**Exercise:**
Every record below should be transcribed exactly. Omit the images.

**Information shown:**
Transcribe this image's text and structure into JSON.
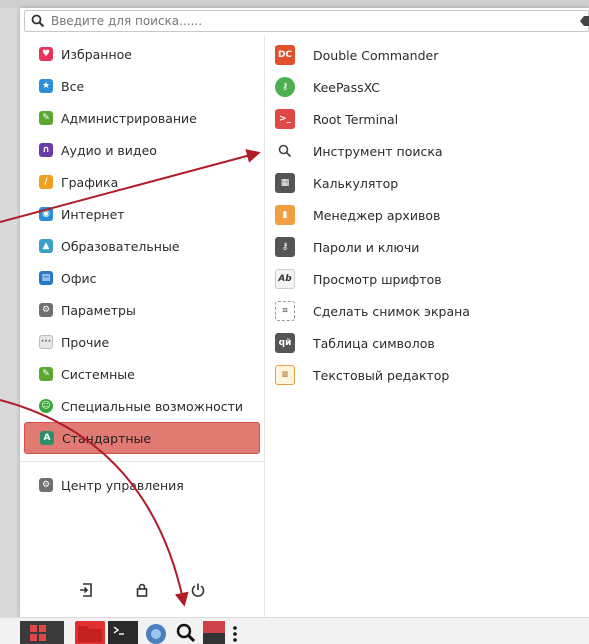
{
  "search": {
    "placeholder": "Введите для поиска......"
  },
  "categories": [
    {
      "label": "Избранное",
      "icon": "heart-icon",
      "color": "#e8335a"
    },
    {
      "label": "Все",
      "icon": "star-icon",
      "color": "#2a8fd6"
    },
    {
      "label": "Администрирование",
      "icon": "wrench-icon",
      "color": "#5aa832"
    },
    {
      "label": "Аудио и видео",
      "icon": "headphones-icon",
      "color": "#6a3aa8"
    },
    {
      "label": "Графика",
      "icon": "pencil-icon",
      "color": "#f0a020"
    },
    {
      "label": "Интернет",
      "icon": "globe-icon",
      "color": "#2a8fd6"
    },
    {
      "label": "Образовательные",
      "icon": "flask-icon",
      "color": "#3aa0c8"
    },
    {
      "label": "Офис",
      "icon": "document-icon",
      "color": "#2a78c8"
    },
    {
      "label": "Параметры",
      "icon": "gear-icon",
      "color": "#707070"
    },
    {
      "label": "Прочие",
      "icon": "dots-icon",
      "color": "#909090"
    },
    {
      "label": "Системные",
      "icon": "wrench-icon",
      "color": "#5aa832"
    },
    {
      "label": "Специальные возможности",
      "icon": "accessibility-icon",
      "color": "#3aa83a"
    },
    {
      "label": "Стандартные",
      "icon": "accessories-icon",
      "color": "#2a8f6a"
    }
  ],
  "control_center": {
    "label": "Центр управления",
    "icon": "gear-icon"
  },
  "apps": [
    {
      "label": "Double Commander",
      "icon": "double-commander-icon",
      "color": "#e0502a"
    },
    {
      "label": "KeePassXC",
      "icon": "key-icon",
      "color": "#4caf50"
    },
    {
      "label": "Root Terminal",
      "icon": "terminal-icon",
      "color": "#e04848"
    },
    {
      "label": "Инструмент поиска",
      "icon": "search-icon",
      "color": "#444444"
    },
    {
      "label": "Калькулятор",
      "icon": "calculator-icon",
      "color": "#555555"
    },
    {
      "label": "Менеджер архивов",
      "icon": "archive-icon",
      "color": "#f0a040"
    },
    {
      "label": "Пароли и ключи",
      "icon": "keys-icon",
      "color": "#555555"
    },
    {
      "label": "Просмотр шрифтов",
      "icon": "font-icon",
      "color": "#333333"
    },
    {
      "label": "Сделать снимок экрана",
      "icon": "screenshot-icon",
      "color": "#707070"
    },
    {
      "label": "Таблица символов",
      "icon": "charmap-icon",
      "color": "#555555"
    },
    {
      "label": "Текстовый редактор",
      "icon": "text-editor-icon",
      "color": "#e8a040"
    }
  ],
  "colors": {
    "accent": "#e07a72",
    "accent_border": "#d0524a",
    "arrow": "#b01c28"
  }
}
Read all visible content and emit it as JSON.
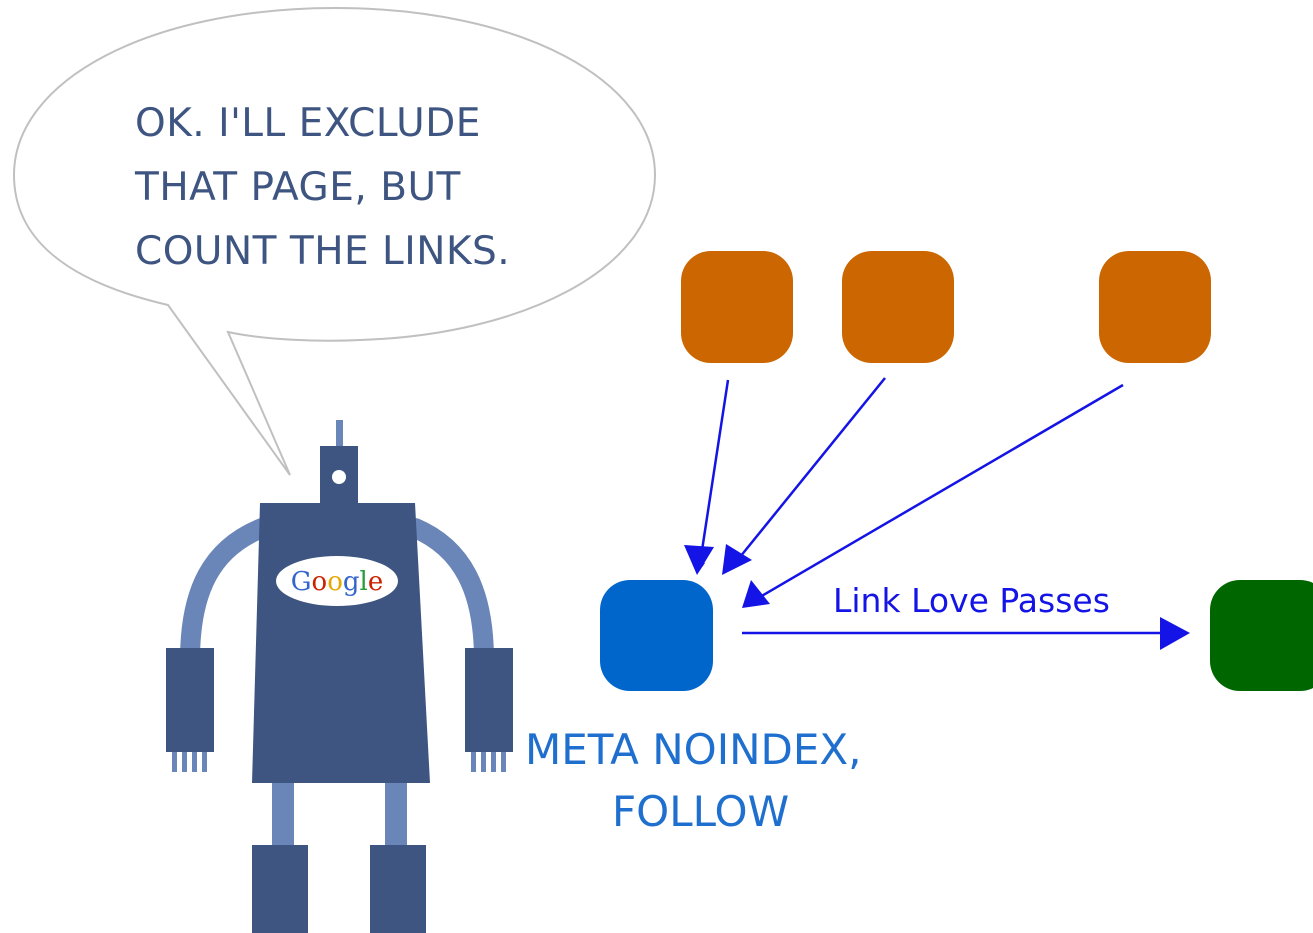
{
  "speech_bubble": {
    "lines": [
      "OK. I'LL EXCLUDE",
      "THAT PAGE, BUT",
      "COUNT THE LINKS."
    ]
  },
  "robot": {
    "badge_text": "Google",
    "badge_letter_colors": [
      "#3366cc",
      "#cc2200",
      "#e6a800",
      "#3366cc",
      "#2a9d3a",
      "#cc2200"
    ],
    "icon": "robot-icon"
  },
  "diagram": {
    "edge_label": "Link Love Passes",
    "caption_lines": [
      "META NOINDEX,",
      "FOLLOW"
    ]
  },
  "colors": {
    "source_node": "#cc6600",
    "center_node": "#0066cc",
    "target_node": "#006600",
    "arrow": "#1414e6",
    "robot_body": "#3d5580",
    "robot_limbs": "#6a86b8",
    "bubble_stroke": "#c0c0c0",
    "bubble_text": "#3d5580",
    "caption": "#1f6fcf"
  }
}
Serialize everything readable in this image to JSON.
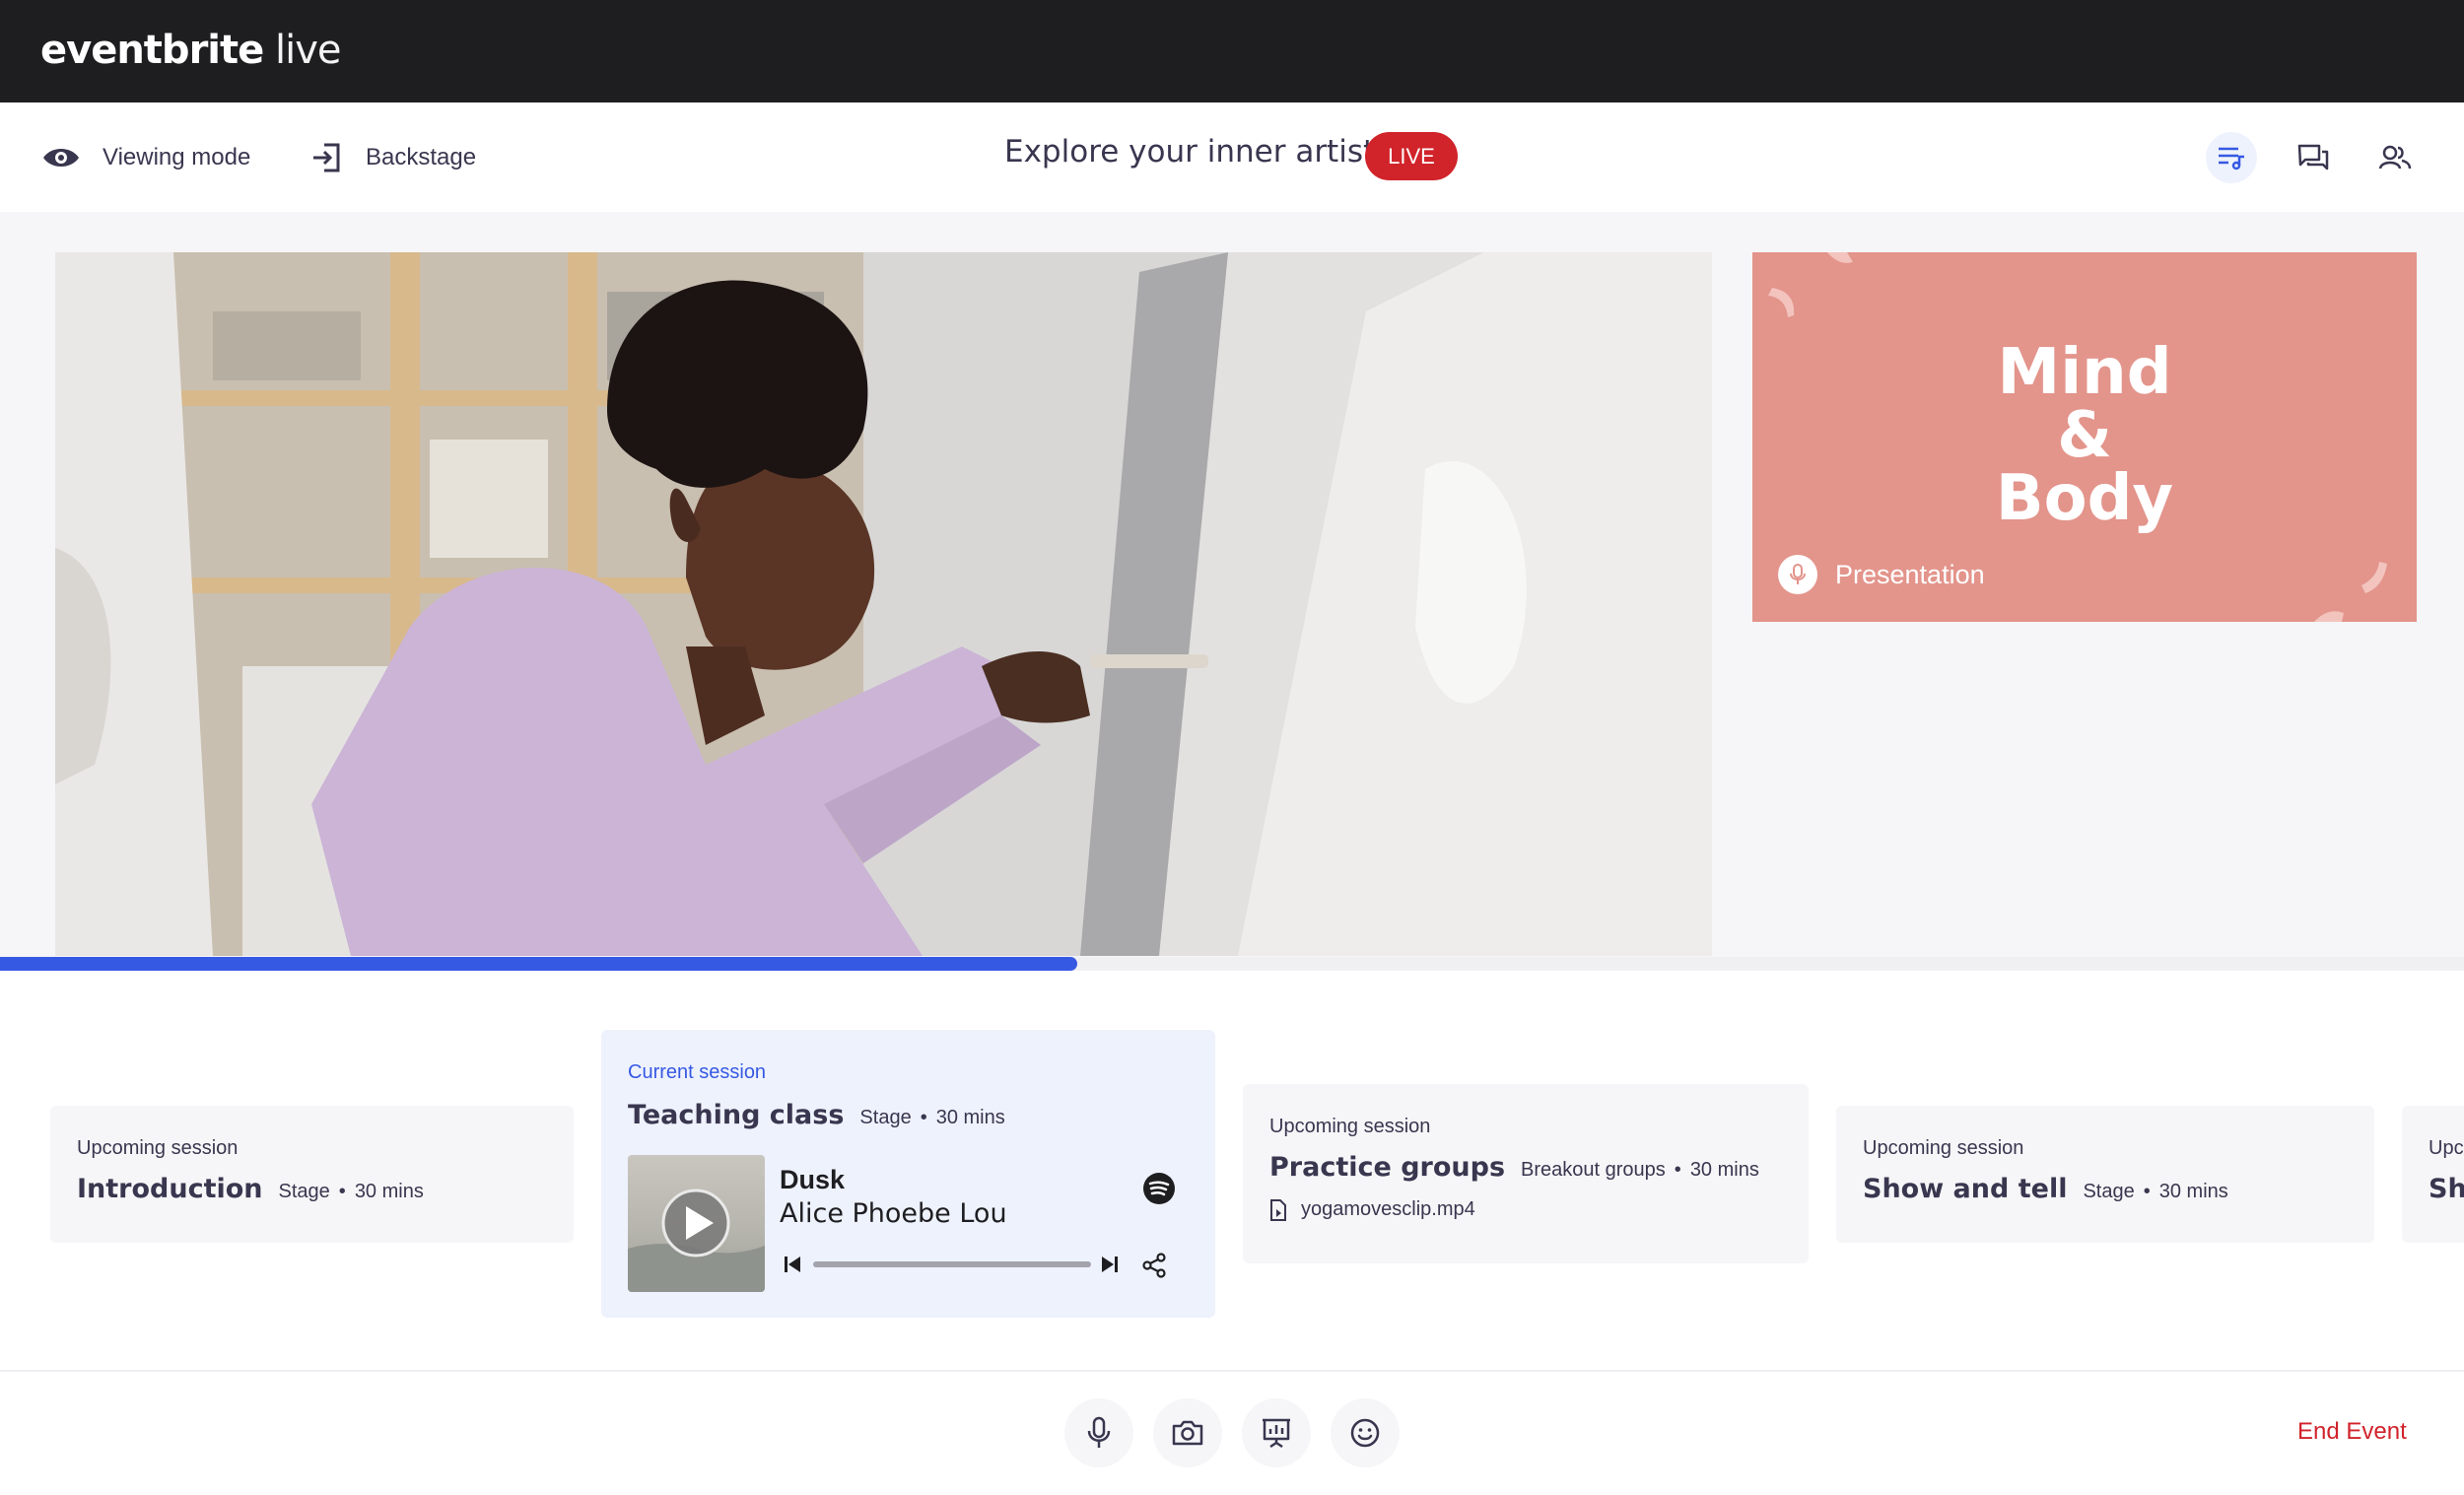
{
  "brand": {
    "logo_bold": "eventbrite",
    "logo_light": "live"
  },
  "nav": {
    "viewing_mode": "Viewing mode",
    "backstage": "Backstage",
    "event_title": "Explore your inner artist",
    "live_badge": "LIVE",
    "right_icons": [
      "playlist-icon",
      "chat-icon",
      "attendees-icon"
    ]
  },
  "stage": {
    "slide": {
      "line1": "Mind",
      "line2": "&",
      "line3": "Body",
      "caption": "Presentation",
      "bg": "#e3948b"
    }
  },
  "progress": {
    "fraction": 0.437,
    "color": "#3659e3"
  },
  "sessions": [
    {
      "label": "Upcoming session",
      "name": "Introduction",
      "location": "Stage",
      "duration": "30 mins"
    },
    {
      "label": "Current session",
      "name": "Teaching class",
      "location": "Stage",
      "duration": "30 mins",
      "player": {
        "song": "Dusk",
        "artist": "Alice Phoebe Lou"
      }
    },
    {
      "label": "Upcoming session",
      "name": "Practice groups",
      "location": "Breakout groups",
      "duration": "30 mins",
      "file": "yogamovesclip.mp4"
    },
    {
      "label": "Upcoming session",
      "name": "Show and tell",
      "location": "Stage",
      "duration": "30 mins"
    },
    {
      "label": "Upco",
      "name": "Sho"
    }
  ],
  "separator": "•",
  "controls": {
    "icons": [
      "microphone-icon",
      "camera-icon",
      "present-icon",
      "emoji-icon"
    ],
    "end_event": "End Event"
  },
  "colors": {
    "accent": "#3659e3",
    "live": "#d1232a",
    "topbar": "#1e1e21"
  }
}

**The result:**
Transcribe this image's text and structure into JSON.
{
  "search": {
    "placeholder": "Введите для поиска......"
  },
  "categories": [
    {
      "label": "Избранное",
      "icon": "heart-icon",
      "color": "#e8335a"
    },
    {
      "label": "Все",
      "icon": "star-icon",
      "color": "#2a8fd6"
    },
    {
      "label": "Администрирование",
      "icon": "wrench-icon",
      "color": "#5aa832"
    },
    {
      "label": "Аудио и видео",
      "icon": "headphones-icon",
      "color": "#6a3aa8"
    },
    {
      "label": "Графика",
      "icon": "pencil-icon",
      "color": "#f0a020"
    },
    {
      "label": "Интернет",
      "icon": "globe-icon",
      "color": "#2a8fd6"
    },
    {
      "label": "Образовательные",
      "icon": "flask-icon",
      "color": "#3aa0c8"
    },
    {
      "label": "Офис",
      "icon": "document-icon",
      "color": "#2a78c8"
    },
    {
      "label": "Параметры",
      "icon": "gear-icon",
      "color": "#707070"
    },
    {
      "label": "Прочие",
      "icon": "dots-icon",
      "color": "#909090"
    },
    {
      "label": "Системные",
      "icon": "wrench-icon",
      "color": "#5aa832"
    },
    {
      "label": "Специальные возможности",
      "icon": "accessibility-icon",
      "color": "#3aa83a"
    },
    {
      "label": "Стандартные",
      "icon": "accessories-icon",
      "color": "#2a8f6a"
    }
  ],
  "control_center": {
    "label": "Центр управления",
    "icon": "gear-icon"
  },
  "apps": [
    {
      "label": "Double Commander",
      "icon": "double-commander-icon",
      "color": "#e0502a"
    },
    {
      "label": "KeePassXC",
      "icon": "key-icon",
      "color": "#4caf50"
    },
    {
      "label": "Root Terminal",
      "icon": "terminal-icon",
      "color": "#e04848"
    },
    {
      "label": "Инструмент поиска",
      "icon": "search-icon",
      "color": "#444444"
    },
    {
      "label": "Калькулятор",
      "icon": "calculator-icon",
      "color": "#555555"
    },
    {
      "label": "Менеджер архивов",
      "icon": "archive-icon",
      "color": "#f0a040"
    },
    {
      "label": "Пароли и ключи",
      "icon": "keys-icon",
      "color": "#555555"
    },
    {
      "label": "Просмотр шрифтов",
      "icon": "font-icon",
      "color": "#333333"
    },
    {
      "label": "Сделать снимок экрана",
      "icon": "screenshot-icon",
      "color": "#707070"
    },
    {
      "label": "Таблица символов",
      "icon": "charmap-icon",
      "color": "#555555"
    },
    {
      "label": "Текстовый редактор",
      "icon": "text-editor-icon",
      "color": "#e8a040"
    }
  ],
  "colors": {
    "accent": "#e07a72",
    "accent_border": "#d0524a",
    "arrow": "#b01c28"
  }
}
Read all visible content and emit it as JSON.
{
  "speech_bubble": {
    "lines": [
      "OK. I'LL EXCLUDE",
      "THAT PAGE, BUT",
      "COUNT THE LINKS."
    ]
  },
  "robot": {
    "badge_text": "Google",
    "badge_letter_colors": [
      "#3366cc",
      "#cc2200",
      "#e6a800",
      "#3366cc",
      "#2a9d3a",
      "#cc2200"
    ],
    "icon": "robot-icon"
  },
  "diagram": {
    "edge_label": "Link Love Passes",
    "caption_lines": [
      "META NOINDEX,",
      "FOLLOW"
    ]
  },
  "colors": {
    "source_node": "#cc6600",
    "center_node": "#0066cc",
    "target_node": "#006600",
    "arrow": "#1414e6",
    "robot_body": "#3d5580",
    "robot_limbs": "#6a86b8",
    "bubble_stroke": "#c0c0c0",
    "bubble_text": "#3d5580",
    "caption": "#1f6fcf"
  }
}
Serialize everything readable in this image to JSON.
{
  "brand": {
    "logo_bold": "eventbrite",
    "logo_light": "live"
  },
  "nav": {
    "viewing_mode": "Viewing mode",
    "backstage": "Backstage",
    "event_title": "Explore your inner artist",
    "live_badge": "LIVE",
    "right_icons": [
      "playlist-icon",
      "chat-icon",
      "attendees-icon"
    ]
  },
  "stage": {
    "slide": {
      "line1": "Mind",
      "line2": "&",
      "line3": "Body",
      "caption": "Presentation",
      "bg": "#e3948b"
    }
  },
  "progress": {
    "fraction": 0.437,
    "color": "#3659e3"
  },
  "sessions": [
    {
      "label": "Upcoming session",
      "name": "Introduction",
      "location": "Stage",
      "duration": "30 mins"
    },
    {
      "label": "Current session",
      "name": "Teaching class",
      "location": "Stage",
      "duration": "30 mins",
      "player": {
        "song": "Dusk",
        "artist": "Alice Phoebe Lou"
      }
    },
    {
      "label": "Upcoming session",
      "name": "Practice groups",
      "location": "Breakout groups",
      "duration": "30 mins",
      "file": "yogamovesclip.mp4"
    },
    {
      "label": "Upcoming session",
      "name": "Show and tell",
      "location": "Stage",
      "duration": "30 mins"
    },
    {
      "label": "Upco",
      "name": "Sho"
    }
  ],
  "separator": "•",
  "controls": {
    "icons": [
      "microphone-icon",
      "camera-icon",
      "present-icon",
      "emoji-icon"
    ],
    "end_event": "End Event"
  },
  "colors": {
    "accent": "#3659e3",
    "live": "#d1232a",
    "topbar": "#1e1e21"
  }
}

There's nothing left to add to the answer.